─── Entries shown ───
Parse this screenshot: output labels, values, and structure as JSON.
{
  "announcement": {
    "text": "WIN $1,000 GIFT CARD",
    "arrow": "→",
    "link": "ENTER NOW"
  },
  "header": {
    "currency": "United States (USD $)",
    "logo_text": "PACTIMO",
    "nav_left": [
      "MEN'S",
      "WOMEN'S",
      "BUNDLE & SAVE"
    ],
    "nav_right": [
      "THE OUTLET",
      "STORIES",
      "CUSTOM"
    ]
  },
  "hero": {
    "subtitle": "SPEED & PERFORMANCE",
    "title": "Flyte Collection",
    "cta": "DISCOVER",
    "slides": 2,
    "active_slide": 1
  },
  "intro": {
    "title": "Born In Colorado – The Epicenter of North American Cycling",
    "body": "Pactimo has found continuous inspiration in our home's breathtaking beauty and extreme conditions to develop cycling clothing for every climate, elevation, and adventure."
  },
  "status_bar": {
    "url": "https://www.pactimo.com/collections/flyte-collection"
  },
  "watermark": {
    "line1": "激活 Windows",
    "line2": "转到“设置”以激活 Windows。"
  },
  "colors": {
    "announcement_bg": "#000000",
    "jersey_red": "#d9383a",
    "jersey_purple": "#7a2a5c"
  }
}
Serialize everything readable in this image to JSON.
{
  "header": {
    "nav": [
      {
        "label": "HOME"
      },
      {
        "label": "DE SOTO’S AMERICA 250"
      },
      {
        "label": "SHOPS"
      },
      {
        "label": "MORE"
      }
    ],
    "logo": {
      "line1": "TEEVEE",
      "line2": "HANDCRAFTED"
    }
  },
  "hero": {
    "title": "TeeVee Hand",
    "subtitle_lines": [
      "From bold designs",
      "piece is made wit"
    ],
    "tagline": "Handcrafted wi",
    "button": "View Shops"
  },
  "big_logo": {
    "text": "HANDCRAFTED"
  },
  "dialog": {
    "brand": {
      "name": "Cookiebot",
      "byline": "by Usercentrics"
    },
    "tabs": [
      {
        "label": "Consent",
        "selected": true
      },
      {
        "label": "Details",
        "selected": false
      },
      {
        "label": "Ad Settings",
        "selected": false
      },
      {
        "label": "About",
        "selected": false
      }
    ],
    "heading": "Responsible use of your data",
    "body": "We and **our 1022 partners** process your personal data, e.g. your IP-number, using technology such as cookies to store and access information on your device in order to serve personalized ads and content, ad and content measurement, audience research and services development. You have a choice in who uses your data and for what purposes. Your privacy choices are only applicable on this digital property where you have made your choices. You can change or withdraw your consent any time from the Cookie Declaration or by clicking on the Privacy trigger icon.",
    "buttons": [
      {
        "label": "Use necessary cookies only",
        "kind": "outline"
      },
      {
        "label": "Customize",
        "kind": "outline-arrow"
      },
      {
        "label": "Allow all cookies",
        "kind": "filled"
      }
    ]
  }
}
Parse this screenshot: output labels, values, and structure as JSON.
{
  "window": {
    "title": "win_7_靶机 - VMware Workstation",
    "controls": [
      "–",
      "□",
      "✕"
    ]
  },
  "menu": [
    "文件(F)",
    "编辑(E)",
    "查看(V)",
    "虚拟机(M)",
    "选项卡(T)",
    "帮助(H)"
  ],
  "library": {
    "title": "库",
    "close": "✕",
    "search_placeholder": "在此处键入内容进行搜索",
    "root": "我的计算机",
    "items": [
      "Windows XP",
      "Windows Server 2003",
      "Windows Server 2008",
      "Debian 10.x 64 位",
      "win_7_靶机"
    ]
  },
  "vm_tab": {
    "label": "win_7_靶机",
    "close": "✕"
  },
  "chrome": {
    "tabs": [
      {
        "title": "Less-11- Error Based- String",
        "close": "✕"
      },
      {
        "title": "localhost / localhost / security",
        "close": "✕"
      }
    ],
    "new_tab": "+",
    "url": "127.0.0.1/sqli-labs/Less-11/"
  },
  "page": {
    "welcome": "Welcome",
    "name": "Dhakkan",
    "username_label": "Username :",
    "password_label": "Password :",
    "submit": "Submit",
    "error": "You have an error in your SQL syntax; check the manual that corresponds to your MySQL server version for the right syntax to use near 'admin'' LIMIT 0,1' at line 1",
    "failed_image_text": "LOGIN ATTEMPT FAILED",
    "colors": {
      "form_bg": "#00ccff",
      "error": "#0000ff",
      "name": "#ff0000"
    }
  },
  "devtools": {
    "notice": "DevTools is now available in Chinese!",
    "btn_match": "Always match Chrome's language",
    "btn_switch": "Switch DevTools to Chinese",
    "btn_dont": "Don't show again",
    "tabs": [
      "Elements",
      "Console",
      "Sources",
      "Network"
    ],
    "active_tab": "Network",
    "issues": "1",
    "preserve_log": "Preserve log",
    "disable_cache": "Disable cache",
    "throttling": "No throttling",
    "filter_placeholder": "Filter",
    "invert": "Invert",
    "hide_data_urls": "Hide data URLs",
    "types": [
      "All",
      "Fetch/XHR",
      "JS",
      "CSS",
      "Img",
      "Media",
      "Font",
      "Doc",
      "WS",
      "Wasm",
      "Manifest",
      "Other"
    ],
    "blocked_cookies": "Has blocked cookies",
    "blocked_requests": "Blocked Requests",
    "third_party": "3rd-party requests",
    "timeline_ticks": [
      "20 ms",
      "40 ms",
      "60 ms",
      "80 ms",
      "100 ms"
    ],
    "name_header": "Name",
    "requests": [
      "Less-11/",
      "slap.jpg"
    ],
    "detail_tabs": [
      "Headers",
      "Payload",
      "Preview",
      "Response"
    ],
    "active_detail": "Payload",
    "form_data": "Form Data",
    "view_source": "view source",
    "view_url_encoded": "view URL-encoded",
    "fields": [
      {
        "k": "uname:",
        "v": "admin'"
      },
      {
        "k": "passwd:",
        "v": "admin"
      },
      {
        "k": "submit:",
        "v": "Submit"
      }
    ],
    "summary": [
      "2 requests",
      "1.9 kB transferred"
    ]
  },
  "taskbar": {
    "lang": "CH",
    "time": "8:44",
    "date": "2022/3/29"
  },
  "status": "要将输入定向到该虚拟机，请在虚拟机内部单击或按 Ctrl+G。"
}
───
Objective:
Restate the data above word for word, please.

Task response:
Parse this screenshot: output labels, values, and structure as JSON.
{
  "announcement": {
    "text": "WIN $1,000 GIFT CARD",
    "arrow": "→",
    "link": "ENTER NOW"
  },
  "header": {
    "currency": "United States (USD $)",
    "logo_text": "PACTIMO",
    "nav_left": [
      "MEN'S",
      "WOMEN'S",
      "BUNDLE & SAVE"
    ],
    "nav_right": [
      "THE OUTLET",
      "STORIES",
      "CUSTOM"
    ]
  },
  "hero": {
    "subtitle": "SPEED & PERFORMANCE",
    "title": "Flyte Collection",
    "cta": "DISCOVER",
    "slides": 2,
    "active_slide": 1
  },
  "intro": {
    "title": "Born In Colorado – The Epicenter of North American Cycling",
    "body": "Pactimo has found continuous inspiration in our home's breathtaking beauty and extreme conditions to develop cycling clothing for every climate, elevation, and adventure."
  },
  "status_bar": {
    "url": "https://www.pactimo.com/collections/flyte-collection"
  },
  "watermark": {
    "line1": "激活 Windows",
    "line2": "转到“设置”以激活 Windows。"
  },
  "colors": {
    "announcement_bg": "#000000",
    "jersey_red": "#d9383a",
    "jersey_purple": "#7a2a5c"
  }
}
Serialize everything readable in this image to JSON.
{
  "header": {
    "nav": [
      {
        "label": "HOME"
      },
      {
        "label": "DE SOTO’S AMERICA 250"
      },
      {
        "label": "SHOPS"
      },
      {
        "label": "MORE"
      }
    ],
    "logo": {
      "line1": "TEEVEE",
      "line2": "HANDCRAFTED"
    }
  },
  "hero": {
    "title": "TeeVee Hand",
    "subtitle_lines": [
      "From bold designs",
      "piece is made wit"
    ],
    "tagline": "Handcrafted wi",
    "button": "View Shops"
  },
  "big_logo": {
    "text": "HANDCRAFTED"
  },
  "dialog": {
    "brand": {
      "name": "Cookiebot",
      "byline": "by Usercentrics"
    },
    "tabs": [
      {
        "label": "Consent",
        "selected": true
      },
      {
        "label": "Details",
        "selected": false
      },
      {
        "label": "Ad Settings",
        "selected": false
      },
      {
        "label": "About",
        "selected": false
      }
    ],
    "heading": "Responsible use of your data",
    "body": "We and **our 1022 partners** process your personal data, e.g. your IP-number, using technology such as cookies to store and access information on your device in order to serve personalized ads and content, ad and content measurement, audience research and services development. You have a choice in who uses your data and for what purposes. Your privacy choices are only applicable on this digital property where you have made your choices. You can change or withdraw your consent any time from the Cookie Declaration or by clicking on the Privacy trigger icon.",
    "buttons": [
      {
        "label": "Use necessary cookies only",
        "kind": "outline"
      },
      {
        "label": "Customize",
        "kind": "outline-arrow"
      },
      {
        "label": "Allow all cookies",
        "kind": "filled"
      }
    ]
  }
}
Parse this screenshot: output labels, values, and structure as JSON.
{
  "window": {
    "title": "win_7_靶机 - VMware Workstation",
    "controls": [
      "–",
      "□",
      "✕"
    ]
  },
  "menu": [
    "文件(F)",
    "编辑(E)",
    "查看(V)",
    "虚拟机(M)",
    "选项卡(T)",
    "帮助(H)"
  ],
  "library": {
    "title": "库",
    "close": "✕",
    "search_placeholder": "在此处键入内容进行搜索",
    "root": "我的计算机",
    "items": [
      "Windows XP",
      "Windows Server 2003",
      "Windows Server 2008",
      "Debian 10.x 64 位",
      "win_7_靶机"
    ]
  },
  "vm_tab": {
    "label": "win_7_靶机",
    "close": "✕"
  },
  "chrome": {
    "tabs": [
      {
        "title": "Less-11- Error Based- String",
        "close": "✕"
      },
      {
        "title": "localhost / localhost / security",
        "close": "✕"
      }
    ],
    "new_tab": "+",
    "url": "127.0.0.1/sqli-labs/Less-11/"
  },
  "page": {
    "welcome": "Welcome",
    "name": "Dhakkan",
    "username_label": "Username :",
    "password_label": "Password :",
    "submit": "Submit",
    "error": "You have an error in your SQL syntax; check the manual that corresponds to your MySQL server version for the right syntax to use near 'admin'' LIMIT 0,1' at line 1",
    "failed_image_text": "LOGIN ATTEMPT FAILED",
    "colors": {
      "form_bg": "#00ccff",
      "error": "#0000ff",
      "name": "#ff0000"
    }
  },
  "devtools": {
    "notice": "DevTools is now available in Chinese!",
    "btn_match": "Always match Chrome's language",
    "btn_switch": "Switch DevTools to Chinese",
    "btn_dont": "Don't show again",
    "tabs": [
      "Elements",
      "Console",
      "Sources",
      "Network"
    ],
    "active_tab": "Network",
    "issues": "1",
    "preserve_log": "Preserve log",
    "disable_cache": "Disable cache",
    "throttling": "No throttling",
    "filter_placeholder": "Filter",
    "invert": "Invert",
    "hide_data_urls": "Hide data URLs",
    "types": [
      "All",
      "Fetch/XHR",
      "JS",
      "CSS",
      "Img",
      "Media",
      "Font",
      "Doc",
      "WS",
      "Wasm",
      "Manifest",
      "Other"
    ],
    "blocked_cookies": "Has blocked cookies",
    "blocked_requests": "Blocked Requests",
    "third_party": "3rd-party requests",
    "timeline_ticks": [
      "20 ms",
      "40 ms",
      "60 ms",
      "80 ms",
      "100 ms"
    ],
    "name_header": "Name",
    "requests": [
      "Less-11/",
      "slap.jpg"
    ],
    "detail_tabs": [
      "Headers",
      "Payload",
      "Preview",
      "Response"
    ],
    "active_detail": "Payload",
    "form_data": "Form Data",
    "view_source": "view source",
    "view_url_encoded": "view URL-encoded",
    "fields": [
      {
        "k": "uname:",
        "v": "admin'"
      },
      {
        "k": "passwd:",
        "v": "admin"
      },
      {
        "k": "submit:",
        "v": "Submit"
      }
    ],
    "summary": [
      "2 requests",
      "1.9 kB transferred"
    ]
  },
  "taskbar": {
    "lang": "CH",
    "time": "8:44",
    "date": "2022/3/29"
  },
  "status": "要将输入定向到该虚拟机，请在虚拟机内部单击或按 Ctrl+G。"
}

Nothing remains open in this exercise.